Work to complete: Extract the entries in their exact form.
▼
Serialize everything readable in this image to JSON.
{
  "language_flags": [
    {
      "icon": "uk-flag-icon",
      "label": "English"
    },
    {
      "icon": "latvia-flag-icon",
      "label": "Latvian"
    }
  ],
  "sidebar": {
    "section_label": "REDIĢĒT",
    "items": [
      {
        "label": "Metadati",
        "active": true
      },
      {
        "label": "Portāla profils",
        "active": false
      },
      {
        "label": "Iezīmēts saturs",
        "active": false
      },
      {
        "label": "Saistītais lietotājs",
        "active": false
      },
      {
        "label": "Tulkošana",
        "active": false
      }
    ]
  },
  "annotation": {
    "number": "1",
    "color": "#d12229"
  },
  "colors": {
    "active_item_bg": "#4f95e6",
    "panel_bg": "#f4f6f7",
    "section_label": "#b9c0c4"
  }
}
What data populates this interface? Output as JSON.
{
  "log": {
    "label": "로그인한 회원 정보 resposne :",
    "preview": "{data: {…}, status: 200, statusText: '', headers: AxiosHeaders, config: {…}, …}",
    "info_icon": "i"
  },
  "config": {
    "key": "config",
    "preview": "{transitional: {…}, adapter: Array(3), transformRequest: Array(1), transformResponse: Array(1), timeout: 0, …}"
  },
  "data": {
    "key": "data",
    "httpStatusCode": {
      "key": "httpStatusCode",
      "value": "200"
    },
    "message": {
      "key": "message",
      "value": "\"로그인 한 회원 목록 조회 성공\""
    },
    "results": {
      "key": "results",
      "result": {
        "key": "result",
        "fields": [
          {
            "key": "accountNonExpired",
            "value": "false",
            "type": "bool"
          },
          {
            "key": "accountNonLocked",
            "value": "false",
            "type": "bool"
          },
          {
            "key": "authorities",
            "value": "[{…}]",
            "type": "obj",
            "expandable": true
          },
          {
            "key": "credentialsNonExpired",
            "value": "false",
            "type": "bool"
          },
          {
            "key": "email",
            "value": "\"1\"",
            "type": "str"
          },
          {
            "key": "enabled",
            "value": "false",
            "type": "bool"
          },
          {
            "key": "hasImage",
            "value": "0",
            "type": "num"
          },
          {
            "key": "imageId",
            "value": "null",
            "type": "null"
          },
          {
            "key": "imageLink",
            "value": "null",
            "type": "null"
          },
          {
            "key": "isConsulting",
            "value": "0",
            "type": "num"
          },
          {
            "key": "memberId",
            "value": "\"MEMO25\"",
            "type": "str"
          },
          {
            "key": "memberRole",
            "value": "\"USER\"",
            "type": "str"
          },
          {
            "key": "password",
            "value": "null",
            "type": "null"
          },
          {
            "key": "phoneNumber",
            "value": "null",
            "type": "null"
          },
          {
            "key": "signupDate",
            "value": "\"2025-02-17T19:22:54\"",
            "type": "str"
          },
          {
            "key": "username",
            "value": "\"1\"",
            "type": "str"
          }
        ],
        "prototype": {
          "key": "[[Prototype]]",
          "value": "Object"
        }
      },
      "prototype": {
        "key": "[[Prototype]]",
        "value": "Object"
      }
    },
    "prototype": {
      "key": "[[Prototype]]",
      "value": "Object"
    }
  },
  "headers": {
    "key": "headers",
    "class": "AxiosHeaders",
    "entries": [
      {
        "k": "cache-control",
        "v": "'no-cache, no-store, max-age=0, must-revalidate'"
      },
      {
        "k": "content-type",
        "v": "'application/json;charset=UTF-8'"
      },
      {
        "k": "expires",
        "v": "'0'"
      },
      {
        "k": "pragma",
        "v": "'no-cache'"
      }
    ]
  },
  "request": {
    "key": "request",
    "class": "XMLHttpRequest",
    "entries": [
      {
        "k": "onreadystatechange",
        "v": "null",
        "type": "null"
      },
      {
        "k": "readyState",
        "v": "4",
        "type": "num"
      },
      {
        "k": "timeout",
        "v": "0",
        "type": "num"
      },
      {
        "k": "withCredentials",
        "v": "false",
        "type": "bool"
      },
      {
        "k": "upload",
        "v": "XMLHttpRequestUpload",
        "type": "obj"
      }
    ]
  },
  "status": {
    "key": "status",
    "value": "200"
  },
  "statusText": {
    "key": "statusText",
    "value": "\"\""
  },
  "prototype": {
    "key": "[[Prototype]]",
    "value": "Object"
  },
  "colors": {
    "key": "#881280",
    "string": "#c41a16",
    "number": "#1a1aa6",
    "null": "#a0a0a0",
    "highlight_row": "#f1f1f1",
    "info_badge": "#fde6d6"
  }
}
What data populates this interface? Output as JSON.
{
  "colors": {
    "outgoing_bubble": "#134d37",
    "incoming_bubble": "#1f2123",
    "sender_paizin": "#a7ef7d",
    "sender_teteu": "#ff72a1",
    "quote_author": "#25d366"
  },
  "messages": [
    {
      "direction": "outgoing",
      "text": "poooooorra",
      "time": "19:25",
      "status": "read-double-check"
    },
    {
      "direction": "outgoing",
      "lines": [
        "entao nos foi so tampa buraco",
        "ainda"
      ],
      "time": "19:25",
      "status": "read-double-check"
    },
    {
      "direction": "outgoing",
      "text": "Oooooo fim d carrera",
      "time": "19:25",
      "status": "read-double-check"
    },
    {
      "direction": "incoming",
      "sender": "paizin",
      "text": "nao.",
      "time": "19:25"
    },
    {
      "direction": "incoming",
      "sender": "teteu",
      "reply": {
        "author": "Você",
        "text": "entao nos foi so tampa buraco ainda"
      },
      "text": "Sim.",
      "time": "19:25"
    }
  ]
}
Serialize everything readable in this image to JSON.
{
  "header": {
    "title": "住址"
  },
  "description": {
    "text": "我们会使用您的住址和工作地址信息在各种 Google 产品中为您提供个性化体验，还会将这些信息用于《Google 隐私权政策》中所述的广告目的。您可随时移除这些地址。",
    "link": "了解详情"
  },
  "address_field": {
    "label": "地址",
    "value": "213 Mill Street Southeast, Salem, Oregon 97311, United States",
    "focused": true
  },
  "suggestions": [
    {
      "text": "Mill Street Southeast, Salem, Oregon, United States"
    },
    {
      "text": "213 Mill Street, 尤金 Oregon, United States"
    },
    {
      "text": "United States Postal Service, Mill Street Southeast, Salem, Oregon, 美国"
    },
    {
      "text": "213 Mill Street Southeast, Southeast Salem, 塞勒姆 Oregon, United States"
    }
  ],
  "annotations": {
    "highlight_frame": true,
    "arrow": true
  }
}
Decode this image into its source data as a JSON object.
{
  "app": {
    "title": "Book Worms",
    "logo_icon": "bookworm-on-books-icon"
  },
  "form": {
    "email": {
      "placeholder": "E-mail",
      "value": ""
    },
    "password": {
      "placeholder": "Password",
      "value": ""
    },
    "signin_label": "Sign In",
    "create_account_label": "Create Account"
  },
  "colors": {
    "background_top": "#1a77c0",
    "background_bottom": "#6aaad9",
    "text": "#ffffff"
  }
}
▲
Answer to the task:
Serialize everything readable in this image to JSON.
{
  "language_flags": [
    {
      "icon": "uk-flag-icon",
      "label": "English"
    },
    {
      "icon": "latvia-flag-icon",
      "label": "Latvian"
    }
  ],
  "sidebar": {
    "section_label": "REDIĢĒT",
    "items": [
      {
        "label": "Metadati",
        "active": true
      },
      {
        "label": "Portāla profils",
        "active": false
      },
      {
        "label": "Iezīmēts saturs",
        "active": false
      },
      {
        "label": "Saistītais lietotājs",
        "active": false
      },
      {
        "label": "Tulkošana",
        "active": false
      }
    ]
  },
  "annotation": {
    "number": "1",
    "color": "#d12229"
  },
  "colors": {
    "active_item_bg": "#4f95e6",
    "panel_bg": "#f4f6f7",
    "section_label": "#b9c0c4"
  }
}
What data populates this interface? Output as JSON.
{
  "log": {
    "label": "로그인한 회원 정보 resposne :",
    "preview": "{data: {…}, status: 200, statusText: '', headers: AxiosHeaders, config: {…}, …}",
    "info_icon": "i"
  },
  "config": {
    "key": "config",
    "preview": "{transitional: {…}, adapter: Array(3), transformRequest: Array(1), transformResponse: Array(1), timeout: 0, …}"
  },
  "data": {
    "key": "data",
    "httpStatusCode": {
      "key": "httpStatusCode",
      "value": "200"
    },
    "message": {
      "key": "message",
      "value": "\"로그인 한 회원 목록 조회 성공\""
    },
    "results": {
      "key": "results",
      "result": {
        "key": "result",
        "fields": [
          {
            "key": "accountNonExpired",
            "value": "false",
            "type": "bool"
          },
          {
            "key": "accountNonLocked",
            "value": "false",
            "type": "bool"
          },
          {
            "key": "authorities",
            "value": "[{…}]",
            "type": "obj",
            "expandable": true
          },
          {
            "key": "credentialsNonExpired",
            "value": "false",
            "type": "bool"
          },
          {
            "key": "email",
            "value": "\"1\"",
            "type": "str"
          },
          {
            "key": "enabled",
            "value": "false",
            "type": "bool"
          },
          {
            "key": "hasImage",
            "value": "0",
            "type": "num"
          },
          {
            "key": "imageId",
            "value": "null",
            "type": "null"
          },
          {
            "key": "imageLink",
            "value": "null",
            "type": "null"
          },
          {
            "key": "isConsulting",
            "value": "0",
            "type": "num"
          },
          {
            "key": "memberId",
            "value": "\"MEMO25\"",
            "type": "str"
          },
          {
            "key": "memberRole",
            "value": "\"USER\"",
            "type": "str"
          },
          {
            "key": "password",
            "value": "null",
            "type": "null"
          },
          {
            "key": "phoneNumber",
            "value": "null",
            "type": "null"
          },
          {
            "key": "signupDate",
            "value": "\"2025-02-17T19:22:54\"",
            "type": "str"
          },
          {
            "key": "username",
            "value": "\"1\"",
            "type": "str"
          }
        ],
        "prototype": {
          "key": "[[Prototype]]",
          "value": "Object"
        }
      },
      "prototype": {
        "key": "[[Prototype]]",
        "value": "Object"
      }
    },
    "prototype": {
      "key": "[[Prototype]]",
      "value": "Object"
    }
  },
  "headers": {
    "key": "headers",
    "class": "AxiosHeaders",
    "entries": [
      {
        "k": "cache-control",
        "v": "'no-cache, no-store, max-age=0, must-revalidate'"
      },
      {
        "k": "content-type",
        "v": "'application/json;charset=UTF-8'"
      },
      {
        "k": "expires",
        "v": "'0'"
      },
      {
        "k": "pragma",
        "v": "'no-cache'"
      }
    ]
  },
  "request": {
    "key": "request",
    "class": "XMLHttpRequest",
    "entries": [
      {
        "k": "onreadystatechange",
        "v": "null",
        "type": "null"
      },
      {
        "k": "readyState",
        "v": "4",
        "type": "num"
      },
      {
        "k": "timeout",
        "v": "0",
        "type": "num"
      },
      {
        "k": "withCredentials",
        "v": "false",
        "type": "bool"
      },
      {
        "k": "upload",
        "v": "XMLHttpRequestUpload",
        "type": "obj"
      }
    ]
  },
  "status": {
    "key": "status",
    "value": "200"
  },
  "statusText": {
    "key": "statusText",
    "value": "\"\""
  },
  "prototype": {
    "key": "[[Prototype]]",
    "value": "Object"
  },
  "colors": {
    "key": "#881280",
    "string": "#c41a16",
    "number": "#1a1aa6",
    "null": "#a0a0a0",
    "highlight_row": "#f1f1f1",
    "info_badge": "#fde6d6"
  }
}
What data populates this interface? Output as JSON.
{
  "colors": {
    "outgoing_bubble": "#134d37",
    "incoming_bubble": "#1f2123",
    "sender_paizin": "#a7ef7d",
    "sender_teteu": "#ff72a1",
    "quote_author": "#25d366"
  },
  "messages": [
    {
      "direction": "outgoing",
      "text": "poooooorra",
      "time": "19:25",
      "status": "read-double-check"
    },
    {
      "direction": "outgoing",
      "lines": [
        "entao nos foi so tampa buraco",
        "ainda"
      ],
      "time": "19:25",
      "status": "read-double-check"
    },
    {
      "direction": "outgoing",
      "text": "Oooooo fim d carrera",
      "time": "19:25",
      "status": "read-double-check"
    },
    {
      "direction": "incoming",
      "sender": "paizin",
      "text": "nao.",
      "time": "19:25"
    },
    {
      "direction": "incoming",
      "sender": "teteu",
      "reply": {
        "author": "Você",
        "text": "entao nos foi so tampa buraco ainda"
      },
      "text": "Sim.",
      "time": "19:25"
    }
  ]
}
Serialize everything readable in this image to JSON.
{
  "header": {
    "title": "住址"
  },
  "description": {
    "text": "我们会使用您的住址和工作地址信息在各种 Google 产品中为您提供个性化体验，还会将这些信息用于《Google 隐私权政策》中所述的广告目的。您可随时移除这些地址。",
    "link": "了解详情"
  },
  "address_field": {
    "label": "地址",
    "value": "213 Mill Street Southeast, Salem, Oregon 97311, United States",
    "focused": true
  },
  "suggestions": [
    {
      "text": "Mill Street Southeast, Salem, Oregon, United States"
    },
    {
      "text": "213 Mill Street, 尤金 Oregon, United States"
    },
    {
      "text": "United States Postal Service, Mill Street Southeast, Salem, Oregon, 美国"
    },
    {
      "text": "213 Mill Street Southeast, Southeast Salem, 塞勒姆 Oregon, United States"
    }
  ],
  "annotations": {
    "highlight_frame": true,
    "arrow": true
  }
}
Decode this image into its source data as a JSON object.
{
  "app": {
    "title": "Book Worms",
    "logo_icon": "bookworm-on-books-icon"
  },
  "form": {
    "email": {
      "placeholder": "E-mail",
      "value": ""
    },
    "password": {
      "placeholder": "Password",
      "value": ""
    },
    "signin_label": "Sign In",
    "create_account_label": "Create Account"
  },
  "colors": {
    "background_top": "#1a77c0",
    "background_bottom": "#6aaad9",
    "text": "#ffffff"
  }
}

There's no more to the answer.